▶ Written instruction
Report each line of the data that includes the word "this".

Excerpts from a figure dataset:
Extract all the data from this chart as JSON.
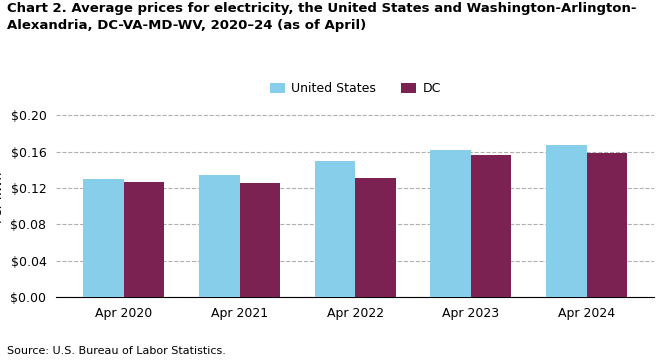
{
  "title_line1": "Chart 2. Average prices for electricity, the United States and Washington-Arlington-",
  "title_line2": "Alexandria, DC-VA-MD-WV, 2020–24 (as of April)",
  "source": "Source: U.S. Bureau of Labor Statistics.",
  "categories": [
    "Apr 2020",
    "Apr 2021",
    "Apr 2022",
    "Apr 2023",
    "Apr 2024"
  ],
  "us_values": [
    0.13,
    0.134,
    0.15,
    0.162,
    0.167
  ],
  "dc_values": [
    0.127,
    0.125,
    0.131,
    0.156,
    0.159
  ],
  "us_color": "#87CEEB",
  "dc_color": "#7B2252",
  "us_label": "United States",
  "dc_label": "DC",
  "ylim": [
    0,
    0.22
  ],
  "yticks": [
    0.0,
    0.04,
    0.08,
    0.12,
    0.16,
    0.2
  ],
  "bar_width": 0.35,
  "background_color": "#ffffff",
  "grid_color": "#b0b0b0",
  "title_fontsize": 9.5,
  "label_fontsize": 9,
  "tick_fontsize": 9,
  "source_fontsize": 8
}
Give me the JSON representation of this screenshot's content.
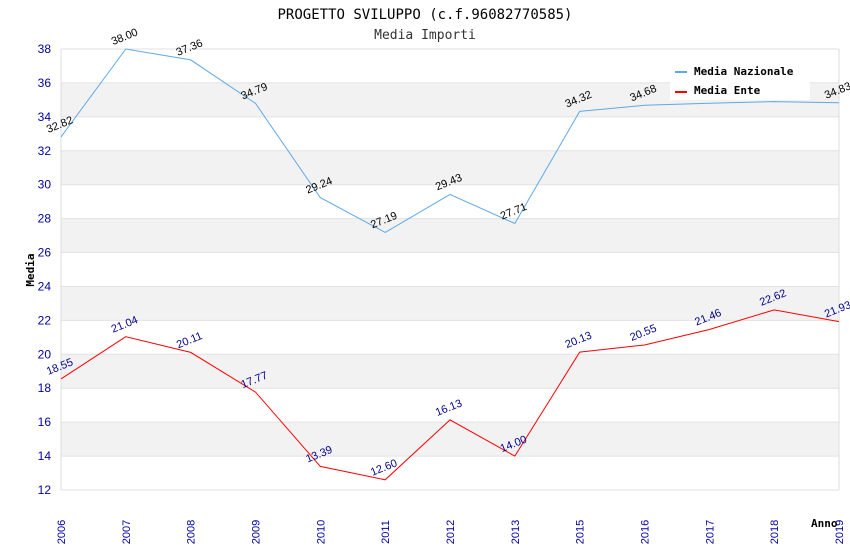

▶ Exercise response
Extract all the data from this chart as JSON.
Give me the JSON representation of this screenshot's content.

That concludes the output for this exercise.